## Input data
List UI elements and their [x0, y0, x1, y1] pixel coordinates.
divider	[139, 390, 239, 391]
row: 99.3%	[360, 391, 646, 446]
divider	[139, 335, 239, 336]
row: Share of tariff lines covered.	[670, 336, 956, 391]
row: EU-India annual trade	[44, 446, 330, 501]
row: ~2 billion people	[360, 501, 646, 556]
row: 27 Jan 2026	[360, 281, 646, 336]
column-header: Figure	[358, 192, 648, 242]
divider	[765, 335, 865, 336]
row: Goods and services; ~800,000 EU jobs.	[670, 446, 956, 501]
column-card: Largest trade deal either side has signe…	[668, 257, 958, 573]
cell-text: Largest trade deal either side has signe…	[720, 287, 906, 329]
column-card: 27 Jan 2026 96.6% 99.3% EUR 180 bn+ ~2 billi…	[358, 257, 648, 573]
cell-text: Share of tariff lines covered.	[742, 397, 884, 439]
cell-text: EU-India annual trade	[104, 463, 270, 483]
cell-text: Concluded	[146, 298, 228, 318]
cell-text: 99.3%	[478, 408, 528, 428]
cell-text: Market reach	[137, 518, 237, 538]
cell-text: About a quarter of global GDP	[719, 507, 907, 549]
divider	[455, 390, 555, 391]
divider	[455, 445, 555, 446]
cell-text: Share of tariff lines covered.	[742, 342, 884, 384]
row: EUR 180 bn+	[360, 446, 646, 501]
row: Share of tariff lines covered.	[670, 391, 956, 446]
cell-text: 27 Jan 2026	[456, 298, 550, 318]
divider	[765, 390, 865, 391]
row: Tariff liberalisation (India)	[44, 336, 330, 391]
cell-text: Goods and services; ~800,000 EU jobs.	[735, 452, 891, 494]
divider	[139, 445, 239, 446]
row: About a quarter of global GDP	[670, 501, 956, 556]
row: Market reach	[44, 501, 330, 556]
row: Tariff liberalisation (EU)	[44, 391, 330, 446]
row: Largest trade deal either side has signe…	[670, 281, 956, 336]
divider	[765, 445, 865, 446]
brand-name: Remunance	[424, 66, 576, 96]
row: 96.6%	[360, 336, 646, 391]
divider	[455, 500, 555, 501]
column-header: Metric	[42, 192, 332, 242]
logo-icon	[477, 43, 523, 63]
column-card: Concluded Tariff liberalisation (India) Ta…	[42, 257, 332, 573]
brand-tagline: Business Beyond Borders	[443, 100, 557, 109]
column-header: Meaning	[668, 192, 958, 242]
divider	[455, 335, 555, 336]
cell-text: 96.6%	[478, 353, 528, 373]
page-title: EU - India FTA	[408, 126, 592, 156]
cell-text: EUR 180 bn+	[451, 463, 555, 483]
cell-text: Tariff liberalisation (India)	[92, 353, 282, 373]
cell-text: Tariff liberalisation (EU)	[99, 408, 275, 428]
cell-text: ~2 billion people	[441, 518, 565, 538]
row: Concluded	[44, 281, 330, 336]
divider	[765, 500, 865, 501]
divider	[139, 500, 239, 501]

## Problem to work on
Repeat the lines above word for word.

## Complete answer
List UI elements and their [x0, y0, x1, y1] pixel coordinates.
divider	[139, 390, 239, 391]
row: 99.3%	[360, 391, 646, 446]
divider	[139, 335, 239, 336]
row: Share of tariff lines covered.	[670, 336, 956, 391]
row: EU-India annual trade	[44, 446, 330, 501]
row: ~2 billion people	[360, 501, 646, 556]
row: 27 Jan 2026	[360, 281, 646, 336]
column-header: Figure	[358, 192, 648, 242]
divider	[765, 335, 865, 336]
row: Goods and services; ~800,000 EU jobs.	[670, 446, 956, 501]
column-card: Largest trade deal either side has signe…	[668, 257, 958, 573]
cell-text: Largest trade deal either side has signe…	[720, 287, 906, 329]
column-card: 27 Jan 2026 96.6% 99.3% EUR 180 bn+ ~2 billi…	[358, 257, 648, 573]
cell-text: Share of tariff lines covered.	[742, 397, 884, 439]
cell-text: EU-India annual trade	[104, 463, 270, 483]
cell-text: Concluded	[146, 298, 228, 318]
cell-text: 99.3%	[478, 408, 528, 428]
cell-text: Market reach	[137, 518, 237, 538]
cell-text: About a quarter of global GDP	[719, 507, 907, 549]
divider	[455, 390, 555, 391]
divider	[455, 445, 555, 446]
cell-text: Share of tariff lines covered.	[742, 342, 884, 384]
row: EUR 180 bn+	[360, 446, 646, 501]
row: Share of tariff lines covered.	[670, 391, 956, 446]
cell-text: 27 Jan 2026	[456, 298, 550, 318]
divider	[765, 390, 865, 391]
row: Tariff liberalisation (India)	[44, 336, 330, 391]
cell-text: Goods and services; ~800,000 EU jobs.	[735, 452, 891, 494]
divider	[139, 445, 239, 446]
row: About a quarter of global GDP	[670, 501, 956, 556]
row: Market reach	[44, 501, 330, 556]
row: Tariff liberalisation (EU)	[44, 391, 330, 446]
row: Largest trade deal either side has signe…	[670, 281, 956, 336]
divider	[765, 445, 865, 446]
brand-name: Remunance	[424, 66, 576, 96]
row: 96.6%	[360, 336, 646, 391]
divider	[455, 500, 555, 501]
column-header: Metric	[42, 192, 332, 242]
logo-icon	[477, 43, 523, 63]
column-card: Concluded Tariff liberalisation (India) Ta…	[42, 257, 332, 573]
brand-tagline: Business Beyond Borders	[443, 100, 557, 109]
column-header: Meaning	[668, 192, 958, 242]
divider	[455, 335, 555, 336]
cell-text: 96.6%	[478, 353, 528, 373]
page-title: EU - India FTA	[408, 126, 592, 156]
cell-text: EUR 180 bn+	[451, 463, 555, 483]
cell-text: Tariff liberalisation (India)	[92, 353, 282, 373]
cell-text: Tariff liberalisation (EU)	[99, 408, 275, 428]
cell-text: ~2 billion people	[441, 518, 565, 538]
row: Concluded	[44, 281, 330, 336]
divider	[765, 500, 865, 501]
divider	[139, 500, 239, 501]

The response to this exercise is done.